Can you write out all of the material below, word for word?

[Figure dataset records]
******************************

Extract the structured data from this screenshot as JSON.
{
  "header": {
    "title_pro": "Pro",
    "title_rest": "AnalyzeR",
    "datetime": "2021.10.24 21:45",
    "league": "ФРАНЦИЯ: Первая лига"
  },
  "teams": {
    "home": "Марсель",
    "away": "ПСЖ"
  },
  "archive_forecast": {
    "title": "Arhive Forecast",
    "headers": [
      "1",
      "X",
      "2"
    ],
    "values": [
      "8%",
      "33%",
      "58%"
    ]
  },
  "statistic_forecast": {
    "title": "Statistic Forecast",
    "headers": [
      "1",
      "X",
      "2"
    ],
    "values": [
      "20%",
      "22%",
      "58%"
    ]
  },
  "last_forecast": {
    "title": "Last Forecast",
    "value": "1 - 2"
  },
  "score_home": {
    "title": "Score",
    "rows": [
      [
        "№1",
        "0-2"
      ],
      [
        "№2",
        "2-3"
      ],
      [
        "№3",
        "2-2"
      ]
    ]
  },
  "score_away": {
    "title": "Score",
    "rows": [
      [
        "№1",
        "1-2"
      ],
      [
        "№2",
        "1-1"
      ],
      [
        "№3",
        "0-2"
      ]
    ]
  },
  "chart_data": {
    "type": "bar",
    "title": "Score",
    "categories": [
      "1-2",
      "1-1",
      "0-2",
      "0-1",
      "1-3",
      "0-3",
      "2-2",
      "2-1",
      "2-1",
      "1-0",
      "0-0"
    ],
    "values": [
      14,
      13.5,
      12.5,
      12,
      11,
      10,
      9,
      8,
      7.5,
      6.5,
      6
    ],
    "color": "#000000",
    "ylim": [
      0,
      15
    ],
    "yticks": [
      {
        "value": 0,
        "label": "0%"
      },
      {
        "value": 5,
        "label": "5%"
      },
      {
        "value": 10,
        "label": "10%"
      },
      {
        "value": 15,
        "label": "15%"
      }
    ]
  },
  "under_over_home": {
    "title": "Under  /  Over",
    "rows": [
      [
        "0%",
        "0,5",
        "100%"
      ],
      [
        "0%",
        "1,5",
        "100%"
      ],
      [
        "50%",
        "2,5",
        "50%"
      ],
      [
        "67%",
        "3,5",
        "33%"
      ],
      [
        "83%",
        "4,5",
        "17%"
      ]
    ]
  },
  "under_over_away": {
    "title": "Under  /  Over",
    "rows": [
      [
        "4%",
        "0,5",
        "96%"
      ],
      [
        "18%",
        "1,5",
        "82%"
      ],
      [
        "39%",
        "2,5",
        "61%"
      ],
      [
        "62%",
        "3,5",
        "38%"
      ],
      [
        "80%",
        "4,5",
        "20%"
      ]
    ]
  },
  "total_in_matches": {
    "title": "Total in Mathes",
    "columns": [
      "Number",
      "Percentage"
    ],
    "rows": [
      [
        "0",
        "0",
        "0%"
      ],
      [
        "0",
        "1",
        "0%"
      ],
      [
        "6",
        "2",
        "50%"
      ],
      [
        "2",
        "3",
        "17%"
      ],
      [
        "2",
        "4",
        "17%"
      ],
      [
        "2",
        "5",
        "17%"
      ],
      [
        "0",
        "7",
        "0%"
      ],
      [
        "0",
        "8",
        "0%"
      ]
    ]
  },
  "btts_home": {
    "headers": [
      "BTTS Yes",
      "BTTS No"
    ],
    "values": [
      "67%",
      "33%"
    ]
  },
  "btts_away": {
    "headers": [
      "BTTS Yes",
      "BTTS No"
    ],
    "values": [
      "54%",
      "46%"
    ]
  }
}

******************************

Solution below →
Extract the structured data from this screenshot as JSON.
{
  "header": {
    "title_pro": "Pro",
    "title_rest": "AnalyzeR",
    "datetime": "2021.10.24 21:45",
    "league": "ФРАНЦИЯ: Первая лига"
  },
  "teams": {
    "home": "Марсель",
    "away": "ПСЖ"
  },
  "archive_forecast": {
    "title": "Arhive Forecast",
    "headers": [
      "1",
      "X",
      "2"
    ],
    "values": [
      "8%",
      "33%",
      "58%"
    ]
  },
  "statistic_forecast": {
    "title": "Statistic Forecast",
    "headers": [
      "1",
      "X",
      "2"
    ],
    "values": [
      "20%",
      "22%",
      "58%"
    ]
  },
  "last_forecast": {
    "title": "Last Forecast",
    "value": "1 - 2"
  },
  "score_home": {
    "title": "Score",
    "rows": [
      [
        "№1",
        "0-2"
      ],
      [
        "№2",
        "2-3"
      ],
      [
        "№3",
        "2-2"
      ]
    ]
  },
  "score_away": {
    "title": "Score",
    "rows": [
      [
        "№1",
        "1-2"
      ],
      [
        "№2",
        "1-1"
      ],
      [
        "№3",
        "0-2"
      ]
    ]
  },
  "chart_data": {
    "type": "bar",
    "title": "Score",
    "categories": [
      "1-2",
      "1-1",
      "0-2",
      "0-1",
      "1-3",
      "0-3",
      "2-2",
      "2-1",
      "2-1",
      "1-0",
      "0-0"
    ],
    "values": [
      14,
      13.5,
      12.5,
      12,
      11,
      10,
      9,
      8,
      7.5,
      6.5,
      6
    ],
    "color": "#000000",
    "ylim": [
      0,
      15
    ],
    "yticks": [
      {
        "value": 0,
        "label": "0%"
      },
      {
        "value": 5,
        "label": "5%"
      },
      {
        "value": 10,
        "label": "10%"
      },
      {
        "value": 15,
        "label": "15%"
      }
    ]
  },
  "under_over_home": {
    "title": "Under  /  Over",
    "rows": [
      [
        "0%",
        "0,5",
        "100%"
      ],
      [
        "0%",
        "1,5",
        "100%"
      ],
      [
        "50%",
        "2,5",
        "50%"
      ],
      [
        "67%",
        "3,5",
        "33%"
      ],
      [
        "83%",
        "4,5",
        "17%"
      ]
    ]
  },
  "under_over_away": {
    "title": "Under  /  Over",
    "rows": [
      [
        "4%",
        "0,5",
        "96%"
      ],
      [
        "18%",
        "1,5",
        "82%"
      ],
      [
        "39%",
        "2,5",
        "61%"
      ],
      [
        "62%",
        "3,5",
        "38%"
      ],
      [
        "80%",
        "4,5",
        "20%"
      ]
    ]
  },
  "total_in_matches": {
    "title": "Total in Mathes",
    "columns": [
      "Number",
      "Percentage"
    ],
    "rows": [
      [
        "0",
        "0",
        "0%"
      ],
      [
        "0",
        "1",
        "0%"
      ],
      [
        "6",
        "2",
        "50%"
      ],
      [
        "2",
        "3",
        "17%"
      ],
      [
        "2",
        "4",
        "17%"
      ],
      [
        "2",
        "5",
        "17%"
      ],
      [
        "0",
        "7",
        "0%"
      ],
      [
        "0",
        "8",
        "0%"
      ]
    ]
  },
  "btts_home": {
    "headers": [
      "BTTS Yes",
      "BTTS No"
    ],
    "values": [
      "67%",
      "33%"
    ]
  },
  "btts_away": {
    "headers": [
      "BTTS Yes",
      "BTTS No"
    ],
    "values": [
      "54%",
      "46%"
    ]
  }
}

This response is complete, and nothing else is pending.